§ WHAT IS BEING ASKED
Leave out the pictures, then reproduce the rest of the material exactly.

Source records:
-- begin --

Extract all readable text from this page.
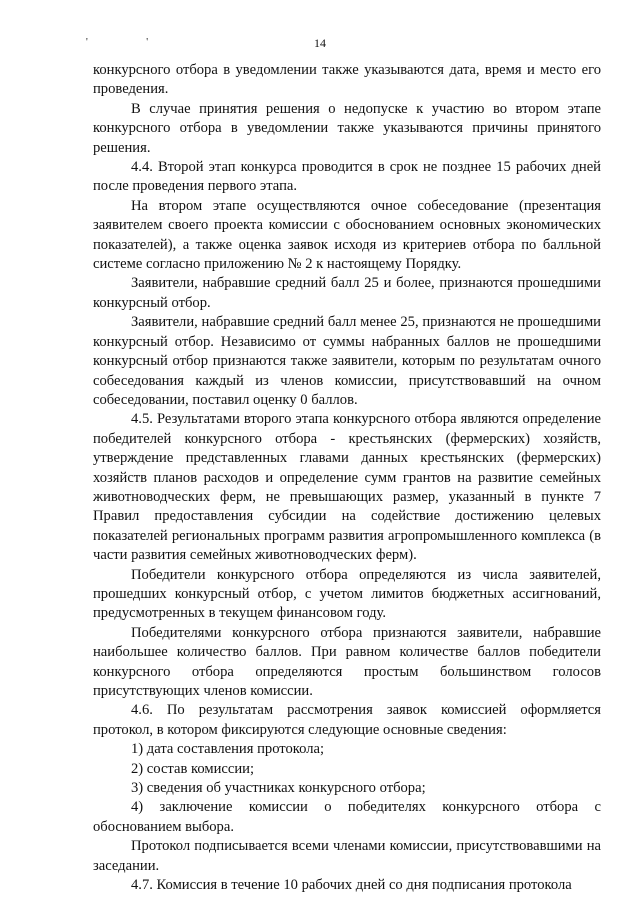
' '	14

конкурсного отбора в уведомлении также указываются дата, время и место его проведения.

В случае принятия решения о недопуске к участию во втором этапе конкурсного отбора в уведомлении также указываются причины принятого решения.

4.4. Второй этап конкурса проводится в срок не позднее 15 рабочих дней после проведения первого этапа.

На втором этапе осуществляются очное собеседование (презентация заявителем своего проекта комиссии с обоснованием основных экономических показателей), а также оценка заявок исходя из критериев отбора по балльной системе согласно приложению № 2 к настоящему Порядку.

Заявители, набравшие средний балл 25 и более, признаются прошедшими конкурсный отбор.

Заявители, набравшие средний балл менее 25, признаются не прошедшими конкурсный отбор. Независимо от суммы набранных баллов не прошедшими конкурсный отбор признаются также заявители, которым по результатам очного собеседования каждый из членов комиссии, присутствовавший на очном собеседовании, поставил оценку 0 баллов.

4.5. Результатами второго этапа конкурсного отбора являются определение победителей конкурсного отбора - крестьянских (фермерских) хозяйств, утверждение представленных главами данных крестьянских (фермерских) хозяйств планов расходов и определение сумм грантов на развитие семейных животноводческих ферм, не превышающих размер, указанный в пункте 7 Правил предоставления субсидии на содействие достижению целевых показателей региональных программ развития агропромышленного комплекса (в части развития семейных животноводческих ферм).

Победители конкурсного отбора определяются из числа заявителей, прошедших конкурсный отбор, с учетом лимитов бюджетных ассигнований, предусмотренных в текущем финансовом году.

Победителями конкурсного отбора признаются заявители, набравшие наибольшее количество баллов. При равном количестве баллов победители конкурсного отбора определяются простым большинством голосов присутствующих членов комиссии.

4.6. По результатам рассмотрения заявок комиссией оформляется протокол, в котором фиксируются следующие основные сведения:

1) дата составления протокола;

2) состав комиссии;

3) сведения об участниках конкурсного отбора;

4) заключение комиссии о победителях конкурсного отбора с обоснованием выбора.

Протокол подписывается всеми членами комиссии, присутствовавшими на заседании.

4.7. Комиссия в течение 10 рабочих дней со дня подписания протокола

-- end --

§ FULL RESPONSE
Extract all readable text from this page.
' '	14

конкурсного отбора в уведомлении также указываются дата, время и место его проведения.

В случае принятия решения о недопуске к участию во втором этапе конкурсного отбора в уведомлении также указываются причины принятого решения.

4.4. Второй этап конкурса проводится в срок не позднее 15 рабочих дней после проведения первого этапа.

На втором этапе осуществляются очное собеседование (презентация заявителем своего проекта комиссии с обоснованием основных экономических показателей), а также оценка заявок исходя из критериев отбора по балльной системе согласно приложению № 2 к настоящему Порядку.

Заявители, набравшие средний балл 25 и более, признаются прошедшими конкурсный отбор.

Заявители, набравшие средний балл менее 25, признаются не прошедшими конкурсный отбор. Независимо от суммы набранных баллов не прошедшими конкурсный отбор признаются также заявители, которым по результатам очного собеседования каждый из членов комиссии, присутствовавший на очном собеседовании, поставил оценку 0 баллов.

4.5. Результатами второго этапа конкурсного отбора являются определение победителей конкурсного отбора - крестьянских (фермерских) хозяйств, утверждение представленных главами данных крестьянских (фермерских) хозяйств планов расходов и определение сумм грантов на развитие семейных животноводческих ферм, не превышающих размер, указанный в пункте 7 Правил предоставления субсидии на содействие достижению целевых показателей региональных программ развития агропромышленного комплекса (в части развития семейных животноводческих ферм).

Победители конкурсного отбора определяются из числа заявителей, прошедших конкурсный отбор, с учетом лимитов бюджетных ассигнований, предусмотренных в текущем финансовом году.

Победителями конкурсного отбора признаются заявители, набравшие наибольшее количество баллов. При равном количестве баллов победители конкурсного отбора определяются простым большинством голосов присутствующих членов комиссии.

4.6. По результатам рассмотрения заявок комиссией оформляется протокол, в котором фиксируются следующие основные сведения:

1) дата составления протокола;

2) состав комиссии;

3) сведения об участниках конкурсного отбора;

4) заключение комиссии о победителях конкурсного отбора с обоснованием выбора.

Протокол подписывается всеми членами комиссии, присутствовавшими на заседании.

4.7. Комиссия в течение 10 рабочих дней со дня подписания протокола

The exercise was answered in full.